### Problem details
Extract each line of the records below that contains the string "project", and copy those lines unchanged.

>> BEGIN

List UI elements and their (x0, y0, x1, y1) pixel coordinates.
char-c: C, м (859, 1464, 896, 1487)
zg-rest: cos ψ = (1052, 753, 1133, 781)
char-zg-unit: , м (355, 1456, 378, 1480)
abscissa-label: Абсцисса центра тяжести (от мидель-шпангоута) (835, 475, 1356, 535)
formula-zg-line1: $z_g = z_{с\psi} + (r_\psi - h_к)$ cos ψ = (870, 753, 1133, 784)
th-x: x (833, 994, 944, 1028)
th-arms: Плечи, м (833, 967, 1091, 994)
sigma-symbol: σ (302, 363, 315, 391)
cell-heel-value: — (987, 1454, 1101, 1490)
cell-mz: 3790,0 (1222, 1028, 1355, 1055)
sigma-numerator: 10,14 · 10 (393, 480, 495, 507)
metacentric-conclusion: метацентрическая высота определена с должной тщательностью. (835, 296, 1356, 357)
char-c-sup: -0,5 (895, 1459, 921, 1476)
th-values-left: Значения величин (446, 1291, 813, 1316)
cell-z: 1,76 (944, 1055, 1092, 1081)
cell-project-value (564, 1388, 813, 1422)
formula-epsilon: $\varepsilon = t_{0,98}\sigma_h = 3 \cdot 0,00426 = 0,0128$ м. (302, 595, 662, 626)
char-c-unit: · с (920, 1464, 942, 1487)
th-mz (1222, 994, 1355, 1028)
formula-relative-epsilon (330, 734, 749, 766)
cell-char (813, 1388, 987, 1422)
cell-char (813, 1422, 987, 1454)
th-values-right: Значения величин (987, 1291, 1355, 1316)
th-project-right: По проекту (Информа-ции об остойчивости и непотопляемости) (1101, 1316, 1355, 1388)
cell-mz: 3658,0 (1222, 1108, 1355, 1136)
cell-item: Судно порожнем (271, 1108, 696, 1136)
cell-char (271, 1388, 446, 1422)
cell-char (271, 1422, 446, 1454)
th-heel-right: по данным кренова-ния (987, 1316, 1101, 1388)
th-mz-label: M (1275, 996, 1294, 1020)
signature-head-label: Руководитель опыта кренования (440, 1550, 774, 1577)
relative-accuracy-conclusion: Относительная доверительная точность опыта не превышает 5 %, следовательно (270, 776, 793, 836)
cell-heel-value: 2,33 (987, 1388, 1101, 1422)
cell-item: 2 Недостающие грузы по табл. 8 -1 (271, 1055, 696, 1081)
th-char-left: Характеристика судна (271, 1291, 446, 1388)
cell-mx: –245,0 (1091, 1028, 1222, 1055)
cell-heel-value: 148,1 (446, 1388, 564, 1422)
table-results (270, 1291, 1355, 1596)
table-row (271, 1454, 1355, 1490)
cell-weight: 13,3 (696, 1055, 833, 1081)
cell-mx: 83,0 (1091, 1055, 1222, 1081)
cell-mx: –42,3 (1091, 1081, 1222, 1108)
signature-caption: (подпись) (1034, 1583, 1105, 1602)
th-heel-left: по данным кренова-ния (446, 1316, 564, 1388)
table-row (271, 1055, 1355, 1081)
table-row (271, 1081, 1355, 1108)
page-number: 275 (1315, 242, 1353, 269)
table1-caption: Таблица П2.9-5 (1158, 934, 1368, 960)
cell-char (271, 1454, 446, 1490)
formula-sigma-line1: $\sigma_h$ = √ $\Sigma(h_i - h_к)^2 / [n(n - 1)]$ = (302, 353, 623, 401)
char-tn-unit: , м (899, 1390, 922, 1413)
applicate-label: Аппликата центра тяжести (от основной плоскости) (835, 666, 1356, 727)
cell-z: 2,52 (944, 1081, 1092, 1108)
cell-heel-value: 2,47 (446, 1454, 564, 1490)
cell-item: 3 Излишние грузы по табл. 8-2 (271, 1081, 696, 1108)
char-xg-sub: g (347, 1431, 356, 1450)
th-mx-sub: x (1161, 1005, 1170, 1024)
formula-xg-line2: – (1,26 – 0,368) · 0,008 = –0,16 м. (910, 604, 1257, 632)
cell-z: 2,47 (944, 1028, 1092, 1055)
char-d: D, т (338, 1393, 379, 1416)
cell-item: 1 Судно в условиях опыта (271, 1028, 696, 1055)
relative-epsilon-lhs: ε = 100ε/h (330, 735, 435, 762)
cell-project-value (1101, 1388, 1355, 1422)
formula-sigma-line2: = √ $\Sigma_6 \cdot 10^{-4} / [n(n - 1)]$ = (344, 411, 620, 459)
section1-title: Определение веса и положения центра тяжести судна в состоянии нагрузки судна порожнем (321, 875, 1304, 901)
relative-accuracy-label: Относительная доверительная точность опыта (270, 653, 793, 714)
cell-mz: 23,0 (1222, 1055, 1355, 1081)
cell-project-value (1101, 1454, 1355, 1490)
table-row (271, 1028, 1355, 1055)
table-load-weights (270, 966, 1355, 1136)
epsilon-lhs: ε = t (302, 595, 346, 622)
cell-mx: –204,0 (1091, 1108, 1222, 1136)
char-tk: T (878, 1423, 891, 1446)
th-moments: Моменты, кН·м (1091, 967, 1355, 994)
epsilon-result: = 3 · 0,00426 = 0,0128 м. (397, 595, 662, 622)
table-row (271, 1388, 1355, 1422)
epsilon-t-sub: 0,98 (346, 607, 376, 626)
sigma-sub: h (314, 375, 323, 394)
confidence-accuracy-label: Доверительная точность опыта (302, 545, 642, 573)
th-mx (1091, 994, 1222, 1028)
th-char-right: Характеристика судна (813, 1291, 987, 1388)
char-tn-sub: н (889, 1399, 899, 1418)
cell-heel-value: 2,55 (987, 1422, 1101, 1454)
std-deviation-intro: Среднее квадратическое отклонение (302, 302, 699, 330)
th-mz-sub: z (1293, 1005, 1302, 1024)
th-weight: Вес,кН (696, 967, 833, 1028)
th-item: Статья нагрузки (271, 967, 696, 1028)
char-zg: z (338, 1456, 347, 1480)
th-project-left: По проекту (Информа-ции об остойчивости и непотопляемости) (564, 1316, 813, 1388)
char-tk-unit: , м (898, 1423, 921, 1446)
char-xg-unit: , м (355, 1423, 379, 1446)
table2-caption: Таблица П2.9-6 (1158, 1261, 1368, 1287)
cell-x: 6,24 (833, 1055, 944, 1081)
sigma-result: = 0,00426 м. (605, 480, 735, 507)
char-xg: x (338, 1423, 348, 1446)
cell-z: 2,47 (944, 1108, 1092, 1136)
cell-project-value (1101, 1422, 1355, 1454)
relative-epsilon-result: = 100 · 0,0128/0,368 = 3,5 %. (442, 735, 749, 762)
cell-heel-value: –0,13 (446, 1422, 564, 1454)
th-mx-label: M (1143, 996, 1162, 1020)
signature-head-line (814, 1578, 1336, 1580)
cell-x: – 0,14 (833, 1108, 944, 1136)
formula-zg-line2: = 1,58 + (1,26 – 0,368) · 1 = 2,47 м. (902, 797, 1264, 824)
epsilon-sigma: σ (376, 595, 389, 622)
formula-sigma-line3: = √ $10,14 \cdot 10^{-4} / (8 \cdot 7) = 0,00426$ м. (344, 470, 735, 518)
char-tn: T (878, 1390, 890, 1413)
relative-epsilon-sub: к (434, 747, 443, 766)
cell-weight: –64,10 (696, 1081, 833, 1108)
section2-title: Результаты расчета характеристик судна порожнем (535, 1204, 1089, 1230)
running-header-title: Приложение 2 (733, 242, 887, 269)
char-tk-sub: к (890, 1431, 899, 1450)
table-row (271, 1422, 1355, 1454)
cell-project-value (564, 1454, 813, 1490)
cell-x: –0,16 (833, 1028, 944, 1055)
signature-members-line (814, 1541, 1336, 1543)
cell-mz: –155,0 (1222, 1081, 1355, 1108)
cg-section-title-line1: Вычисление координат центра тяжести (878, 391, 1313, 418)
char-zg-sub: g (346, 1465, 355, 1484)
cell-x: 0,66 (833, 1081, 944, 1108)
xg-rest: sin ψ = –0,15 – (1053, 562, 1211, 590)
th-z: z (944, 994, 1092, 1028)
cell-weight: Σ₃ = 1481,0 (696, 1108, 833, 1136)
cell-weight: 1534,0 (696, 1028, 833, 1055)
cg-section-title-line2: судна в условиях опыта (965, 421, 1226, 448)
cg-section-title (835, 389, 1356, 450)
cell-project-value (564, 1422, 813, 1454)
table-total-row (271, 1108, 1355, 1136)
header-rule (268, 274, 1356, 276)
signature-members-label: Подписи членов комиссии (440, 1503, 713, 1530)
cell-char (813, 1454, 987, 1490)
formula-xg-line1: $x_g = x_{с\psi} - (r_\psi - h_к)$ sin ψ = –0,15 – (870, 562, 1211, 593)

>> END

### Exercise response
cell-project-value (564, 1388, 813, 1422)
th-project-right: По проекту (Информа-ции об остойчивости и непотопляемости) (1101, 1316, 1355, 1388)
cell-project-value (1101, 1388, 1355, 1422)
cell-project-value (1101, 1454, 1355, 1490)
th-project-left: По проекту (Информа-ции об остойчивости и непотопляемости) (564, 1316, 813, 1388)
cell-project-value (1101, 1422, 1355, 1454)
cell-project-value (564, 1454, 813, 1490)
cell-project-value (564, 1422, 813, 1454)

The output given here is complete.